-- TASK INSTRUCTIONS --
Please copy the lines of data below without any changes, starting with the line that contains "- x-tick-labels: 0" and going on through the line that contains "- y-tick-label: 100: [96, 244, 136, 271]".

***

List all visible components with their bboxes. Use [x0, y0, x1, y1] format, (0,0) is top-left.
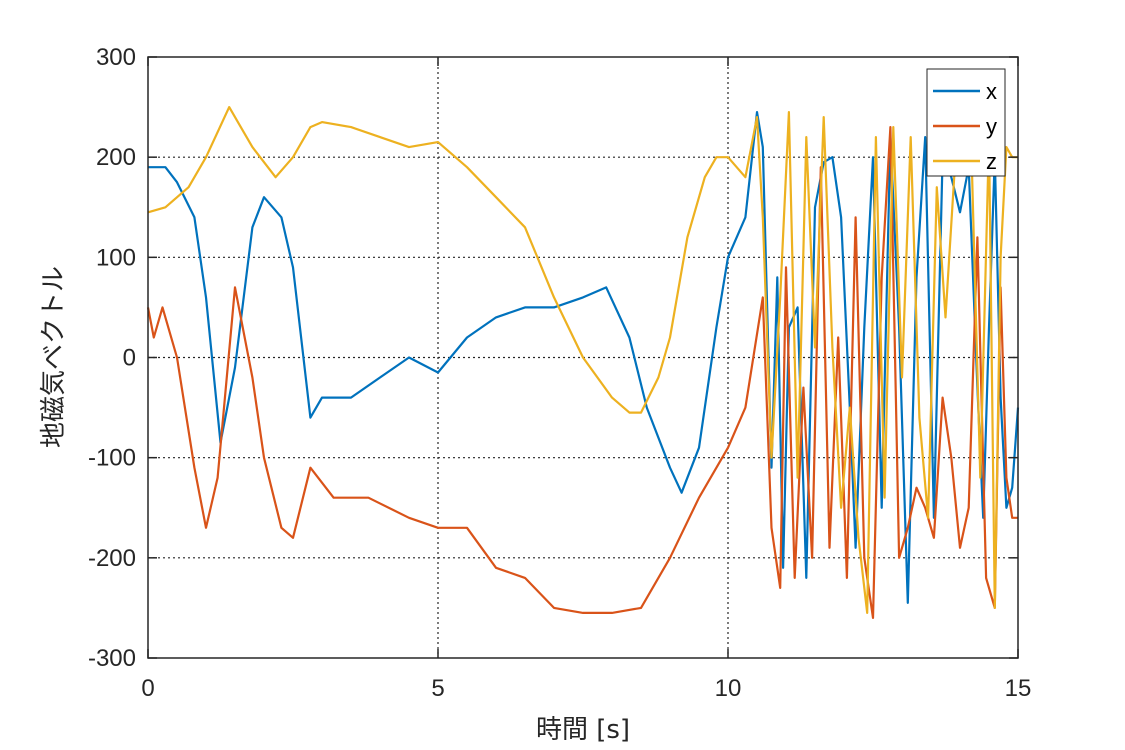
- x-tick-labels: 0 5 10 15: [141, 675, 1031, 702]
- series-line-y: [146, 126, 1018, 619]
- axis-ticks: [147, 56, 1019, 659]
- legend-label-z: z: [986, 149, 997, 174]
- x-tick-label: 15: [1005, 675, 1032, 702]
- y-tick-label: -300: [88, 645, 136, 672]
- y-axis-label: 地磁気ベクトル: [39, 266, 69, 448]
- y-tick-labels: -300 -200 -100 0 100 200 300: [88, 44, 136, 672]
- legend: xyz: [926, 68, 1006, 177]
- y-tick-label: -100: [88, 445, 136, 472]
- x-axis-label: 時間 [s]: [536, 715, 630, 745]
- x-tick-label: 5: [431, 675, 444, 702]
- x-tick-label: 0: [141, 675, 154, 702]
- y-tick-label: 200: [96, 144, 136, 171]
- legend-box: [926, 68, 1006, 177]
- x-tick-label: 10: [715, 675, 742, 702]
- legend-label-x: x: [986, 79, 997, 104]
- y-tick-label: -200: [88, 545, 136, 572]
- y-tick-label: 300: [96, 44, 136, 71]
- y-tick-label: 100: [96, 244, 136, 271]
- legend-label-y: y: [986, 114, 997, 139]
- series-line-z: [147, 106, 1018, 614]
- y-tick-label: 0: [123, 345, 136, 372]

***

-- WRITTEN RESPONSE --
- x-tick-labels: 0 5 10 15: [141, 675, 1031, 702]
- series-line-y: [146, 126, 1018, 619]
- axis-ticks: [147, 56, 1019, 659]
- legend-label-z: z: [986, 149, 997, 174]
- x-tick-label: 15: [1005, 675, 1032, 702]
- y-tick-label: -300: [88, 645, 136, 672]
- y-axis-label: 地磁気ベクトル: [39, 266, 69, 448]
- y-tick-labels: -300 -200 -100 0 100 200 300: [88, 44, 136, 672]
- legend: xyz: [926, 68, 1006, 177]
- y-tick-label: -100: [88, 445, 136, 472]
- x-axis-label: 時間 [s]: [536, 715, 630, 745]
- x-tick-label: 5: [431, 675, 444, 702]
- x-tick-label: 0: [141, 675, 154, 702]
- y-tick-label: 200: [96, 144, 136, 171]
- legend-box: [926, 68, 1006, 177]
- x-tick-label: 10: [715, 675, 742, 702]
- legend-label-x: x: [986, 79, 997, 104]
- y-tick-label: -200: [88, 545, 136, 572]
- y-tick-label: 300: [96, 44, 136, 71]
- y-tick-label: 100: [96, 244, 136, 271]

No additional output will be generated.